┌──

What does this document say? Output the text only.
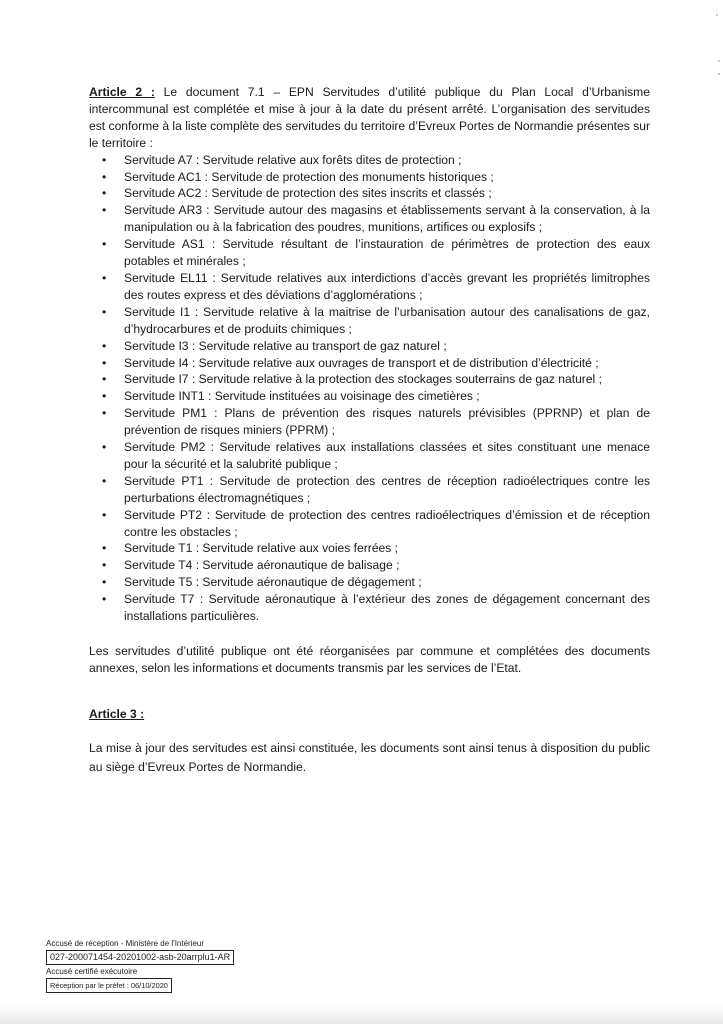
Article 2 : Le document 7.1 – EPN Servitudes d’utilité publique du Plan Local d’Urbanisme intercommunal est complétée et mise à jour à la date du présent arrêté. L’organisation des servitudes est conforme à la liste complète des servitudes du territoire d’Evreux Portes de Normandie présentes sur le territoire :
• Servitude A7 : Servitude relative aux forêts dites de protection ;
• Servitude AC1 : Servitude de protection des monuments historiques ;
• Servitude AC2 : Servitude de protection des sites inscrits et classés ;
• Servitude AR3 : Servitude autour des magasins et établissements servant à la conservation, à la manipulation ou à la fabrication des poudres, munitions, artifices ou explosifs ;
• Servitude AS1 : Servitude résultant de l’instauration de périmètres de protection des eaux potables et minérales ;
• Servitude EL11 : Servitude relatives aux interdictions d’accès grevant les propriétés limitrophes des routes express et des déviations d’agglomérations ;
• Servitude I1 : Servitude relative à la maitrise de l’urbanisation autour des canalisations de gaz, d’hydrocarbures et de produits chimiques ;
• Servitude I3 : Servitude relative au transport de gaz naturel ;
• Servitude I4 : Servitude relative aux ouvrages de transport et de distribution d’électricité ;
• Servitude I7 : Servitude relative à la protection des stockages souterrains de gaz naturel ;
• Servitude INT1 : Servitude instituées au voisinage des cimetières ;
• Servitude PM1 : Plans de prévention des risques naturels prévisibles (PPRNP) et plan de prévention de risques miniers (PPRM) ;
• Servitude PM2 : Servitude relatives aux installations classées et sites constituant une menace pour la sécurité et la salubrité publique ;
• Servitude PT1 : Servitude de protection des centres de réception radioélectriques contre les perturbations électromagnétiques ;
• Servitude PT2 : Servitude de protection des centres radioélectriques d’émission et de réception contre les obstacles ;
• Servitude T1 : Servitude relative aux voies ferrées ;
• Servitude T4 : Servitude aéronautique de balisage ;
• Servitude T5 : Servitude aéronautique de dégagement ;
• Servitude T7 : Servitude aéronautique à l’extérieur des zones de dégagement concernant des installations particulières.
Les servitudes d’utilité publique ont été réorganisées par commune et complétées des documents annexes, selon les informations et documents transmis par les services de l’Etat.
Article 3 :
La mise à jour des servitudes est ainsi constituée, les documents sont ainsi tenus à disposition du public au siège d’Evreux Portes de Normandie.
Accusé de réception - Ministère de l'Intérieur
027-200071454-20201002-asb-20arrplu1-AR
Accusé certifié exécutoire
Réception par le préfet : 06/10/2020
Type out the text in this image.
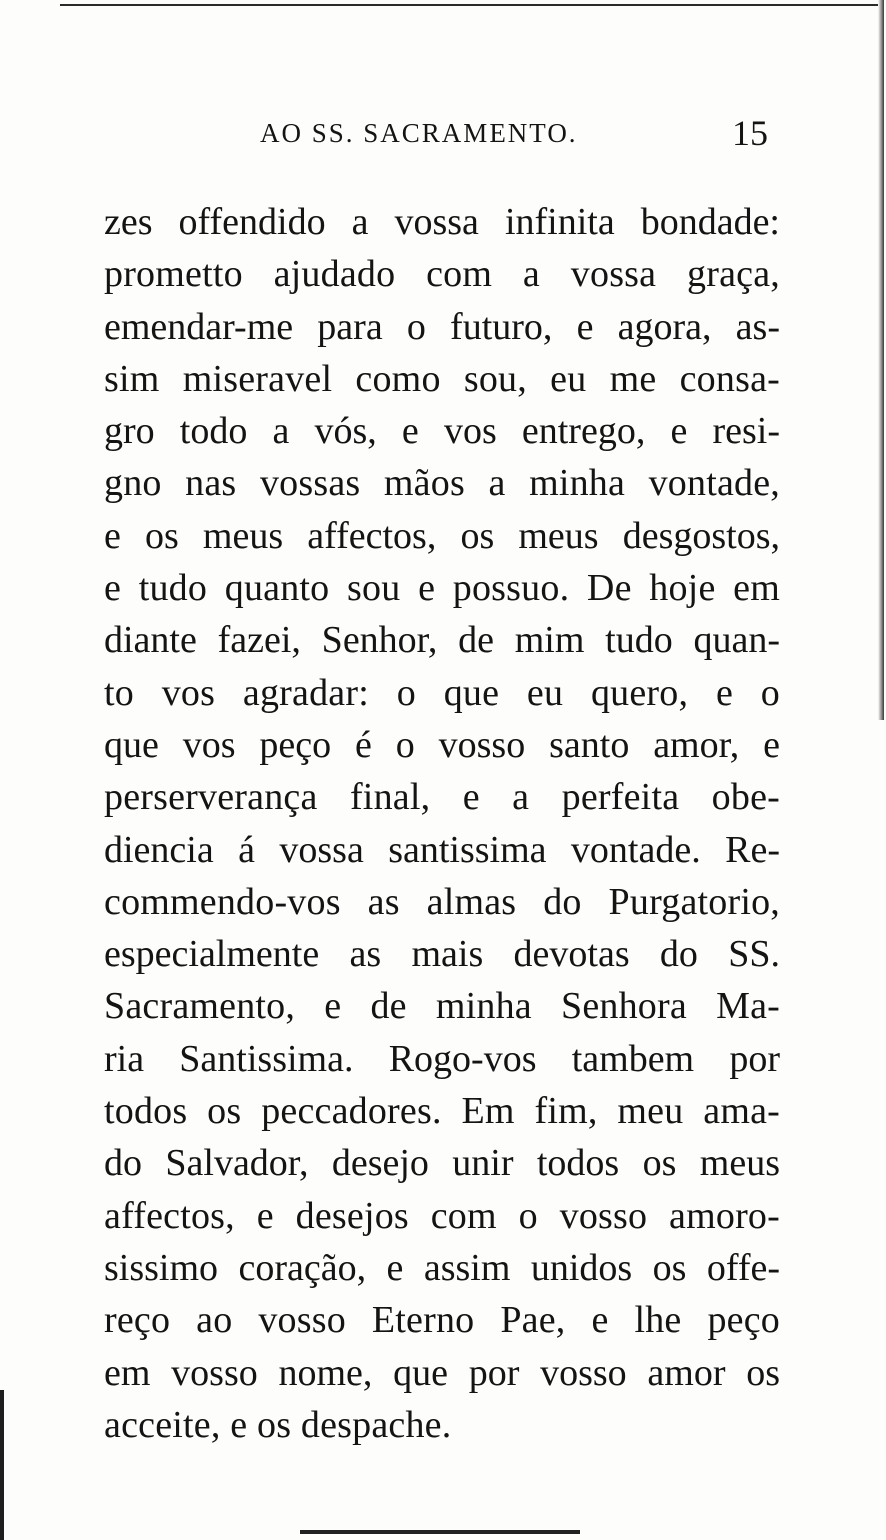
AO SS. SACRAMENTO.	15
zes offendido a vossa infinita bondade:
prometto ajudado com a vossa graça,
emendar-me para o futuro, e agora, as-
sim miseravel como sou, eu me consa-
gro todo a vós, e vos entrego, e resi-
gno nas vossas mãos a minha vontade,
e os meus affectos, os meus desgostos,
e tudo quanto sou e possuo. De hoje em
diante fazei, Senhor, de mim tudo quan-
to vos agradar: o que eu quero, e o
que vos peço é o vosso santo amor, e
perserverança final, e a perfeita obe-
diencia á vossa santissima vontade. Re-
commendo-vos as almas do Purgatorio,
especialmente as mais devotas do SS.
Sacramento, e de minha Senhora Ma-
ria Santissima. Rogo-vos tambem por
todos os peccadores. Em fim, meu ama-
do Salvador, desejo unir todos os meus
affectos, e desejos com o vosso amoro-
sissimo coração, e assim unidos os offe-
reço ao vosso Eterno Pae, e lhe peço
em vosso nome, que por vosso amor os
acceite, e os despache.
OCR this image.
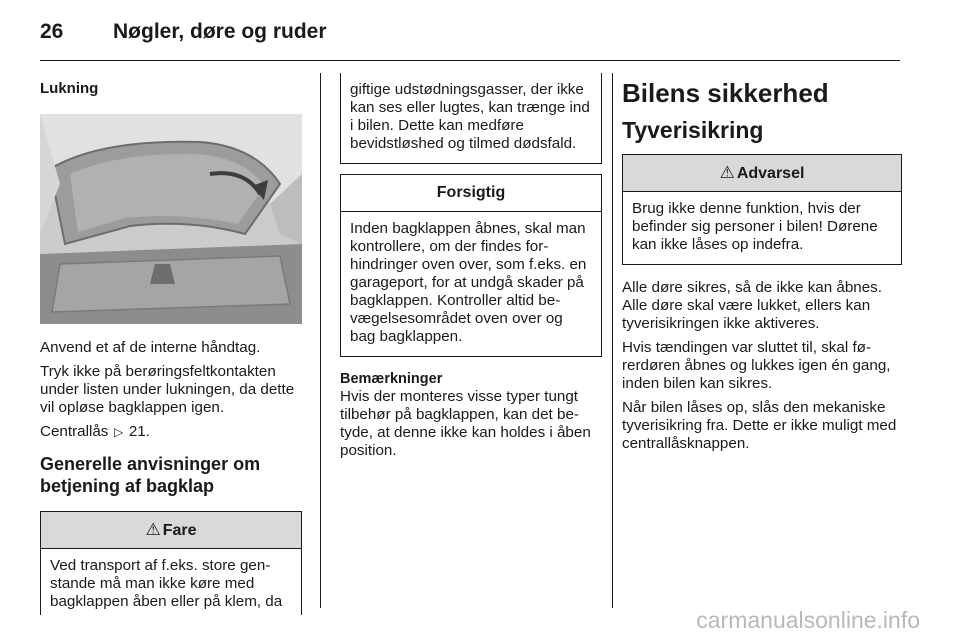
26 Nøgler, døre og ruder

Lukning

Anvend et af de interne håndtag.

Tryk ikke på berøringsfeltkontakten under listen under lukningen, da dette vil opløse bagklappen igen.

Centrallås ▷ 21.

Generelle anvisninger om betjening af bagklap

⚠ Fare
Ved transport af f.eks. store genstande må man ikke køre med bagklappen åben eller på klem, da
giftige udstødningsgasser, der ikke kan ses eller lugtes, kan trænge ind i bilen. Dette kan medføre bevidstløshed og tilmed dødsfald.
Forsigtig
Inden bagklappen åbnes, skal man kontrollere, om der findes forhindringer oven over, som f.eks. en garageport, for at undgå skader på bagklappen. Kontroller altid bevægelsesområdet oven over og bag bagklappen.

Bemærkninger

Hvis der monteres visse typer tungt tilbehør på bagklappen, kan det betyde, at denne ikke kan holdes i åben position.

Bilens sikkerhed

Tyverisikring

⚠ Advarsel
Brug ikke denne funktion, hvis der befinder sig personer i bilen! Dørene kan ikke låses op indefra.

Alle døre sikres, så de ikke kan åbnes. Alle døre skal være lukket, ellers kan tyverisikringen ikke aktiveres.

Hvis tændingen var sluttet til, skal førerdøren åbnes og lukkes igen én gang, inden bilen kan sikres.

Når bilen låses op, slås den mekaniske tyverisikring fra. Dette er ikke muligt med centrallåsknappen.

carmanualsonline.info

└──

Task description ->
Reproduce the full listing above verbatim, with no pictures included.

Answer to the problem ->
What does this document say? Output the text only.
Article 2 : Le document 7.1 – EPN Servitudes d’utilité publique du Plan Local d’Urbanisme intercommunal est complétée et mise à jour à la date du présent arrêté. L’organisation des servitudes est conforme à la liste complète des servitudes du territoire d’Evreux Portes de Normandie présentes sur le territoire :
• Servitude A7 : Servitude relative aux forêts dites de protection ;
• Servitude AC1 : Servitude de protection des monuments historiques ;
• Servitude AC2 : Servitude de protection des sites inscrits et classés ;
• Servitude AR3 : Servitude autour des magasins et établissements servant à la conservation, à la manipulation ou à la fabrication des poudres, munitions, artifices ou explosifs ;
• Servitude AS1 : Servitude résultant de l’instauration de périmètres de protection des eaux potables et minérales ;
• Servitude EL11 : Servitude relatives aux interdictions d’accès grevant les propriétés limitrophes des routes express et des déviations d’agglomérations ;
• Servitude I1 : Servitude relative à la maitrise de l’urbanisation autour des canalisations de gaz, d’hydrocarbures et de produits chimiques ;
• Servitude I3 : Servitude relative au transport de gaz naturel ;
• Servitude I4 : Servitude relative aux ouvrages de transport et de distribution d’électricité ;
• Servitude I7 : Servitude relative à la protection des stockages souterrains de gaz naturel ;
• Servitude INT1 : Servitude instituées au voisinage des cimetières ;
• Servitude PM1 : Plans de prévention des risques naturels prévisibles (PPRNP) et plan de prévention de risques miniers (PPRM) ;
• Servitude PM2 : Servitude relatives aux installations classées et sites constituant une menace pour la sécurité et la salubrité publique ;
• Servitude PT1 : Servitude de protection des centres de réception radioélectriques contre les perturbations électromagnétiques ;
• Servitude PT2 : Servitude de protection des centres radioélectriques d’émission et de réception contre les obstacles ;
• Servitude T1 : Servitude relative aux voies ferrées ;
• Servitude T4 : Servitude aéronautique de balisage ;
• Servitude T5 : Servitude aéronautique de dégagement ;
• Servitude T7 : Servitude aéronautique à l’extérieur des zones de dégagement concernant des installations particulières.
Les servitudes d’utilité publique ont été réorganisées par commune et complétées des documents annexes, selon les informations et documents transmis par les services de l’Etat.
Article 3 :
La mise à jour des servitudes est ainsi constituée, les documents sont ainsi tenus à disposition du public au siège d’Evreux Portes de Normandie.
Accusé de réception - Ministère de l'Intérieur
027-200071454-20201002-asb-20arrplu1-AR
Accusé certifié exécutoire
Réception par le préfet : 06/10/2020
Type out the text in this image.
AO SS. SACRAMENTO.	15
zes offendido a vossa infinita bondade:
prometto ajudado com a vossa graça,
emendar-me para o futuro, e agora, as-
sim miseravel como sou, eu me consa-
gro todo a vós, e vos entrego, e resi-
gno nas vossas mãos a minha vontade,
e os meus affectos, os meus desgostos,
e tudo quanto sou e possuo. De hoje em
diante fazei, Senhor, de mim tudo quan-
to vos agradar: o que eu quero, e o
que vos peço é o vosso santo amor, e
perserverança final, e a perfeita obe-
diencia á vossa santissima vontade. Re-
commendo-vos as almas do Purgatorio,
especialmente as mais devotas do SS.
Sacramento, e de minha Senhora Ma-
ria Santissima. Rogo-vos tambem por
todos os peccadores. Em fim, meu ama-
do Salvador, desejo unir todos os meus
affectos, e desejos com o vosso amoro-
sissimo coração, e assim unidos os offe-
reço ao vosso Eterno Pae, e lhe peço
em vosso nome, que por vosso amor os
acceite, e os despache.
OCR this image.
26 Nøgler, døre og ruder

Lukning

Anvend et af de interne håndtag.

Tryk ikke på berøringsfeltkontakten under listen under lukningen, da dette vil opløse bagklappen igen.

Centrallås ▷ 21.

Generelle anvisninger om betjening af bagklap

⚠ Fare
Ved transport af f.eks. store genstande må man ikke køre med bagklappen åben eller på klem, da
giftige udstødningsgasser, der ikke kan ses eller lugtes, kan trænge ind i bilen. Dette kan medføre bevidstløshed og tilmed dødsfald.
Forsigtig
Inden bagklappen åbnes, skal man kontrollere, om der findes forhindringer oven over, som f.eks. en garageport, for at undgå skader på bagklappen. Kontroller altid bevægelsesområdet oven over og bag bagklappen.

Bemærkninger

Hvis der monteres visse typer tungt tilbehør på bagklappen, kan det betyde, at denne ikke kan holdes i åben position.

Bilens sikkerhed

Tyverisikring

⚠ Advarsel
Brug ikke denne funktion, hvis der befinder sig personer i bilen! Dørene kan ikke låses op indefra.

Alle døre sikres, så de ikke kan åbnes. Alle døre skal være lukket, ellers kan tyverisikringen ikke aktiveres.

Hvis tændingen var sluttet til, skal førerdøren åbnes og lukkes igen én gang, inden bilen kan sikres.

Når bilen låses op, slås den mekaniske tyverisikring fra. Dette er ikke muligt med centrallåsknappen.

carmanualsonline.info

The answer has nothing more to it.